Look through the data below. Show each line where the string "réaliser" occurs.

--- Available data ---

<<<<

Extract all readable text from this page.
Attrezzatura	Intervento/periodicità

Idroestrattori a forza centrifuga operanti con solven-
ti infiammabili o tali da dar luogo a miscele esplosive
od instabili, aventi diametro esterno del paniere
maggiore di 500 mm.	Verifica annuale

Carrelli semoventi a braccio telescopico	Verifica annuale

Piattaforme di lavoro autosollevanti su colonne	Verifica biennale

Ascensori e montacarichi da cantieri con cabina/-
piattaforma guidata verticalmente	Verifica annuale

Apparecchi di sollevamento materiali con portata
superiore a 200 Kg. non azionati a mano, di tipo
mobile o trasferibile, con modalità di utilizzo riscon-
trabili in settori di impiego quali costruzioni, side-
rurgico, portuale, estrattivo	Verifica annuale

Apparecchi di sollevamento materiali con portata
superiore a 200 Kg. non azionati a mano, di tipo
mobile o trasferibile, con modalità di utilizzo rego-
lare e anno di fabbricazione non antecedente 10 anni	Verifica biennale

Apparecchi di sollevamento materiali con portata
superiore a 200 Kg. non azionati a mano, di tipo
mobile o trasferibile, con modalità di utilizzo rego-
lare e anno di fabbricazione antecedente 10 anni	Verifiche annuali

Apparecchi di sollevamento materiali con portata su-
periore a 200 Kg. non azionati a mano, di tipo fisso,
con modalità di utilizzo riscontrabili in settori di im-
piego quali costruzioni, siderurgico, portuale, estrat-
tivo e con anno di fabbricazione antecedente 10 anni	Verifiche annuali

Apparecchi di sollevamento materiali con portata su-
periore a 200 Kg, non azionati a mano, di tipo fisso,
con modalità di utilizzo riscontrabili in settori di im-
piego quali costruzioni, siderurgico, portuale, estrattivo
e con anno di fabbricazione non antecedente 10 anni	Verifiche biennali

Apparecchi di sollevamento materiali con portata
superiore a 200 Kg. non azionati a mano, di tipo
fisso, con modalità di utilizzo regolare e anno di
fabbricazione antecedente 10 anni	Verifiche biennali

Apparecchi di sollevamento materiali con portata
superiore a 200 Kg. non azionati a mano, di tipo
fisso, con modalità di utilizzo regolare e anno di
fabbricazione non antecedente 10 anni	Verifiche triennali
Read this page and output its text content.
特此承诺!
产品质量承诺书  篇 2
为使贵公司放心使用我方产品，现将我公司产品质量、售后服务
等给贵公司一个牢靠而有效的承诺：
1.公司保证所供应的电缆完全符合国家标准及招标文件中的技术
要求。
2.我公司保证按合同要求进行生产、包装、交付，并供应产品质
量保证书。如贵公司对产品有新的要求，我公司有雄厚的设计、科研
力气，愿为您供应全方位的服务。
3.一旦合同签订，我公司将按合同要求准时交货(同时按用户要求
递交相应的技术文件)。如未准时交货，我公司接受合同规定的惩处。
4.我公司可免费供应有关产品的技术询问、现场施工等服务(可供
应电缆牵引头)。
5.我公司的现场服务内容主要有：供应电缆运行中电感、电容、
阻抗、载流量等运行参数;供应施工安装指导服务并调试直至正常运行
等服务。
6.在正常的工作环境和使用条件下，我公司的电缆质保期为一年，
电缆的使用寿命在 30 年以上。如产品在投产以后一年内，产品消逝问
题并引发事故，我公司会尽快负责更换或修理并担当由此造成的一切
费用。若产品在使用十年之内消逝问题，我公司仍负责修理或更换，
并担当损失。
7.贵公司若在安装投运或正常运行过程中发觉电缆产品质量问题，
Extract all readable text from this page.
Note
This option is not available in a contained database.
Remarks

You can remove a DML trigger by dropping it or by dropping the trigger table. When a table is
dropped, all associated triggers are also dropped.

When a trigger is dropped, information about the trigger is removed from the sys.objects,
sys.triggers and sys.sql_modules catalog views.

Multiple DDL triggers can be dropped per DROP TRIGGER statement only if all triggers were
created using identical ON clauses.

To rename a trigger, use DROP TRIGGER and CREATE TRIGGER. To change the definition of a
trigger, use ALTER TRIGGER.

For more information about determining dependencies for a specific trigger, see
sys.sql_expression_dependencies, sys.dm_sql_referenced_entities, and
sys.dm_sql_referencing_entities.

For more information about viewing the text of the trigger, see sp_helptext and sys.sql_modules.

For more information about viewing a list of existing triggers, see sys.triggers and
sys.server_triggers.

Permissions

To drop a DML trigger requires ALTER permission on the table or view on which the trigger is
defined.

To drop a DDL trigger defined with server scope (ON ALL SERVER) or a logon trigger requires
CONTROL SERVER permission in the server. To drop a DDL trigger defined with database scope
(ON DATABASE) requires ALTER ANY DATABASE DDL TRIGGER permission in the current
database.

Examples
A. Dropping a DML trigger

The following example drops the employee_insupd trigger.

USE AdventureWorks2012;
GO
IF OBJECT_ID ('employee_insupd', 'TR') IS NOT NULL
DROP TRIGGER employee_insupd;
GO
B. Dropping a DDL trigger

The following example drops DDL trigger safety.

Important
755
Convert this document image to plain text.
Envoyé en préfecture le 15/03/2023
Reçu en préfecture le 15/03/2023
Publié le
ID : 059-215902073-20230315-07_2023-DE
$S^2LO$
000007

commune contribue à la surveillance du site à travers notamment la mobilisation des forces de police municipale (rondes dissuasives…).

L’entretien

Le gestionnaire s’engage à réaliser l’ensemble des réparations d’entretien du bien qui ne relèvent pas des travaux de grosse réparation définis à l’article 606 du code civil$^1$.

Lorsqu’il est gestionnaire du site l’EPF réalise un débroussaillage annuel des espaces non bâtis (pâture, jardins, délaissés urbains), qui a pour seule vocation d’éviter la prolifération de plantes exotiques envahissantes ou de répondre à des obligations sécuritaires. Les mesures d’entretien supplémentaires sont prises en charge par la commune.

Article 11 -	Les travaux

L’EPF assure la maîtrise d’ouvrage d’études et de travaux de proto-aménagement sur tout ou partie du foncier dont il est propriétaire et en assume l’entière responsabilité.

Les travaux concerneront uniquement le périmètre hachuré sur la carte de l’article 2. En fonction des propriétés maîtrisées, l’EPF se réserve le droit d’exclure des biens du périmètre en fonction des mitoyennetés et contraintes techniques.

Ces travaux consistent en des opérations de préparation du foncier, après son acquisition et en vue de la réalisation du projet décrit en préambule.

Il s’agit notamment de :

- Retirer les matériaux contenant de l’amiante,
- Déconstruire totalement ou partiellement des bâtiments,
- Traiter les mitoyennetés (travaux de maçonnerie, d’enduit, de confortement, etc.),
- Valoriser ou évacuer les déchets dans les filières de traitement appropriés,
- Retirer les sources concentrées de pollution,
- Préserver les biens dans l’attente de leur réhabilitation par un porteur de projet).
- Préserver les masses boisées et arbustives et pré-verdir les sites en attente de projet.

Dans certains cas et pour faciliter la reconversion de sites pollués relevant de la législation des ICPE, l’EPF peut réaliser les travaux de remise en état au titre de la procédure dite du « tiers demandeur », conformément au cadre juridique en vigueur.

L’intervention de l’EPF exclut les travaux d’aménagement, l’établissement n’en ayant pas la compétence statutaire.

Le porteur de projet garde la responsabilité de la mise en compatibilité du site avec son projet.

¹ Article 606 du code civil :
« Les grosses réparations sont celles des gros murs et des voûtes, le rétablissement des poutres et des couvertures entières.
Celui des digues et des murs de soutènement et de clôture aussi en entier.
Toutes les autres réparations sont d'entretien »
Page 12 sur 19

>>>>

--- Written answer ---
Le gestionnaire s’engage à réaliser l’ensemble des réparations d’entretien du bien qui ne relèvent pas des travaux de grosse réparation définis à l’article 606 du code civil$^1$.
Dans certains cas et pour faciliter la reconversion de sites pollués relevant de la législation des ICPE, l’EPF peut réaliser les travaux de remise en état au titre de la procédure dite du « tiers demandeur », conformément au cadre juridique en vigueur.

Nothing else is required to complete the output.